* _YOUR TASK_:
From the entries below, copy out every line with "Females" in it.

* _GIVEN DATA_:
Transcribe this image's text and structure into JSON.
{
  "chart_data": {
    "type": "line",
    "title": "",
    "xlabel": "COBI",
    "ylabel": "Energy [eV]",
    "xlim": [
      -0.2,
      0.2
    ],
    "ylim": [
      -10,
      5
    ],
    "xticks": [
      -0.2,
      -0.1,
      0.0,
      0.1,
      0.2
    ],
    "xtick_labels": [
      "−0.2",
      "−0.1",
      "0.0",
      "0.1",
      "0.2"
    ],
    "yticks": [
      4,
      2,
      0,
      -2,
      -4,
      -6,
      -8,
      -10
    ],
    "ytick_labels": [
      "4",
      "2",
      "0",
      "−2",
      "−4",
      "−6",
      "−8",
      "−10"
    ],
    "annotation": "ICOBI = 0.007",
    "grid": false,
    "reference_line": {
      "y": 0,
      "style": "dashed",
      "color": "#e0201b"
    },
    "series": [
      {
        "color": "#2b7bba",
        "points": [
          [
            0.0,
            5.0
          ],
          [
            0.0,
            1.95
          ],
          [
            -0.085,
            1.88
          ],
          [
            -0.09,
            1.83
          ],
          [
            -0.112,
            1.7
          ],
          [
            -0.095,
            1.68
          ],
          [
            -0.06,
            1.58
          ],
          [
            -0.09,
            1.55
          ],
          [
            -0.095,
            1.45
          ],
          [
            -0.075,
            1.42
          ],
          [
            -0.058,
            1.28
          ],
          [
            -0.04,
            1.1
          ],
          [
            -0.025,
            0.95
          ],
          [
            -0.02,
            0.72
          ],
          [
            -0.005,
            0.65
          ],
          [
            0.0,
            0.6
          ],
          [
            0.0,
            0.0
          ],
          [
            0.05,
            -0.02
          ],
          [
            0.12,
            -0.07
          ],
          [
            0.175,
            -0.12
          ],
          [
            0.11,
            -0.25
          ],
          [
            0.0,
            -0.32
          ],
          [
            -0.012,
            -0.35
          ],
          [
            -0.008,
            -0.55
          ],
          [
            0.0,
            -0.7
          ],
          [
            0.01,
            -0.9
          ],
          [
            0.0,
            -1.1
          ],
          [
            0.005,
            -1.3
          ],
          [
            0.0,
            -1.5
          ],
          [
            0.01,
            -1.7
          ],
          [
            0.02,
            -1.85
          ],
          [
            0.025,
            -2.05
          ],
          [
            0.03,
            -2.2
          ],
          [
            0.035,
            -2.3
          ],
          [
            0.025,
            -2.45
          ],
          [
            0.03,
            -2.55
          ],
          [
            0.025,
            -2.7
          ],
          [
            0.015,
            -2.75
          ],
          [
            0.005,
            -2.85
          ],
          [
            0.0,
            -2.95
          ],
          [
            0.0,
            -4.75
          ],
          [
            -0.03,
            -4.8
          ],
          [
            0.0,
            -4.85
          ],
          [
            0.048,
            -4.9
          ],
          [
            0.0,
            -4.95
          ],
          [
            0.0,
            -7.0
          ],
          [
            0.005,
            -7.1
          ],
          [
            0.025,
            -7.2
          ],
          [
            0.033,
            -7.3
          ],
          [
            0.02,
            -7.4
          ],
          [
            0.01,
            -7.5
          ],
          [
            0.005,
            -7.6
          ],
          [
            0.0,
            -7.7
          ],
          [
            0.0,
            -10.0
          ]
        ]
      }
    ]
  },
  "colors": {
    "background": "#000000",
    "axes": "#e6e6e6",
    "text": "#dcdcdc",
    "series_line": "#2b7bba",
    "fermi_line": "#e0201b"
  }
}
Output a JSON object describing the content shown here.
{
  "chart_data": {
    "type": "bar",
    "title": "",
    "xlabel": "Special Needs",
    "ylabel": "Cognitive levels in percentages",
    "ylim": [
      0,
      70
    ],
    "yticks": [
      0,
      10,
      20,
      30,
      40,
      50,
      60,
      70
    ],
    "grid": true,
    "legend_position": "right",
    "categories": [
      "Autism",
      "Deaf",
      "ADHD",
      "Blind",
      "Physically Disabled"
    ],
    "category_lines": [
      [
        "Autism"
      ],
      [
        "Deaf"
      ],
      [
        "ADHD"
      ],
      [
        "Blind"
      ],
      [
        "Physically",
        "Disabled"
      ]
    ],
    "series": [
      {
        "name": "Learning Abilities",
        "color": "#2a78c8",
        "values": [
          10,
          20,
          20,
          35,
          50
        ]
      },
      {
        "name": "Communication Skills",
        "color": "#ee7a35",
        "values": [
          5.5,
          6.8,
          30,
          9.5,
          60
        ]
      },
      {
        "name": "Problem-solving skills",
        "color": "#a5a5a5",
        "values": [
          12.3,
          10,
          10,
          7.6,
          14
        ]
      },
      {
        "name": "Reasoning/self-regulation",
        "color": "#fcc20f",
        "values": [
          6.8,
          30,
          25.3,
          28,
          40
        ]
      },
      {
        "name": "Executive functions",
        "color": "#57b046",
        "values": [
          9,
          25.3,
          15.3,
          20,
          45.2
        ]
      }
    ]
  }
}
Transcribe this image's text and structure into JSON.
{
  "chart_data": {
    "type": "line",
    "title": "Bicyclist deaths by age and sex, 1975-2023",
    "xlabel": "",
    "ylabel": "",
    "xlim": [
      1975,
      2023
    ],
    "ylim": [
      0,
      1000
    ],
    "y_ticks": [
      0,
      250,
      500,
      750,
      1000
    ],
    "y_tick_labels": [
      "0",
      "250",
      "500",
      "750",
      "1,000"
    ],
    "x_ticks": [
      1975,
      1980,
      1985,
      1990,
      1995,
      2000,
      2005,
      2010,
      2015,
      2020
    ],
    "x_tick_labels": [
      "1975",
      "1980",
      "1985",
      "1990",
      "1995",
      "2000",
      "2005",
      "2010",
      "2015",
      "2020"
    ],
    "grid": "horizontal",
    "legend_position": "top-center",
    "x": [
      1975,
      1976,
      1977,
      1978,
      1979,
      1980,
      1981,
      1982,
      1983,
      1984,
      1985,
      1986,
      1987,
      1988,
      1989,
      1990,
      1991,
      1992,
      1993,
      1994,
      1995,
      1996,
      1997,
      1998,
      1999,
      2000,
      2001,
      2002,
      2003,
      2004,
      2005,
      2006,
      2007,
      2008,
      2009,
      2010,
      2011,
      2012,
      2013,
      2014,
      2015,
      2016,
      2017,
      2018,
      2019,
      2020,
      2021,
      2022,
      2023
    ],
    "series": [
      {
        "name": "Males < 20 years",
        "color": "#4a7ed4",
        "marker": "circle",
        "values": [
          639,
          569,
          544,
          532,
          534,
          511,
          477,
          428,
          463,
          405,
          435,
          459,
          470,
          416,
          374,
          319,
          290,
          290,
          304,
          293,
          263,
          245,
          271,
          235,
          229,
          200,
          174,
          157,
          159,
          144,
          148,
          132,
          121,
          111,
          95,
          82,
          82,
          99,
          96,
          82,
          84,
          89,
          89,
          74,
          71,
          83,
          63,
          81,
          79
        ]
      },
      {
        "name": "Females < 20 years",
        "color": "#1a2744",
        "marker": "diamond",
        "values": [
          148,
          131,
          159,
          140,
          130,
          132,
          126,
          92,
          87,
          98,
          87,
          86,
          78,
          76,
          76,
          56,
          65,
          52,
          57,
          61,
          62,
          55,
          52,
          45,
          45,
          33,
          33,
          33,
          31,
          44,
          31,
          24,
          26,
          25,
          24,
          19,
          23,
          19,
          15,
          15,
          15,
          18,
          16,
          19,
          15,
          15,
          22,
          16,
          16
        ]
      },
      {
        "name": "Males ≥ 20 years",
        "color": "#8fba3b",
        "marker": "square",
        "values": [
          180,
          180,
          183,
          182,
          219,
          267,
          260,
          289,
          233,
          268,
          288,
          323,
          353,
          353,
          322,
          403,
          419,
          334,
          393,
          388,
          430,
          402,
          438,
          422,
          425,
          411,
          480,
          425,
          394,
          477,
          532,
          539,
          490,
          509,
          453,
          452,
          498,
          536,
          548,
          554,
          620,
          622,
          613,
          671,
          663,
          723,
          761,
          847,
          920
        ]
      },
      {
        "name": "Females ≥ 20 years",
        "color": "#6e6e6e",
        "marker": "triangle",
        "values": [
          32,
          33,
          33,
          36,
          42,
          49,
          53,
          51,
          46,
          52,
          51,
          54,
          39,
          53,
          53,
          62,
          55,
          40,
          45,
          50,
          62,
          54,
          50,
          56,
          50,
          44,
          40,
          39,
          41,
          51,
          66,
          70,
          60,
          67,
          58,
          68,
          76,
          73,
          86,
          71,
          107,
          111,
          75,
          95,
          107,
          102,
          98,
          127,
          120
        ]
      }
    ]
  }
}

* _TASK RESULT_:
        "name": "Females < 20 years",
        "name": "Females ≥ 20 years",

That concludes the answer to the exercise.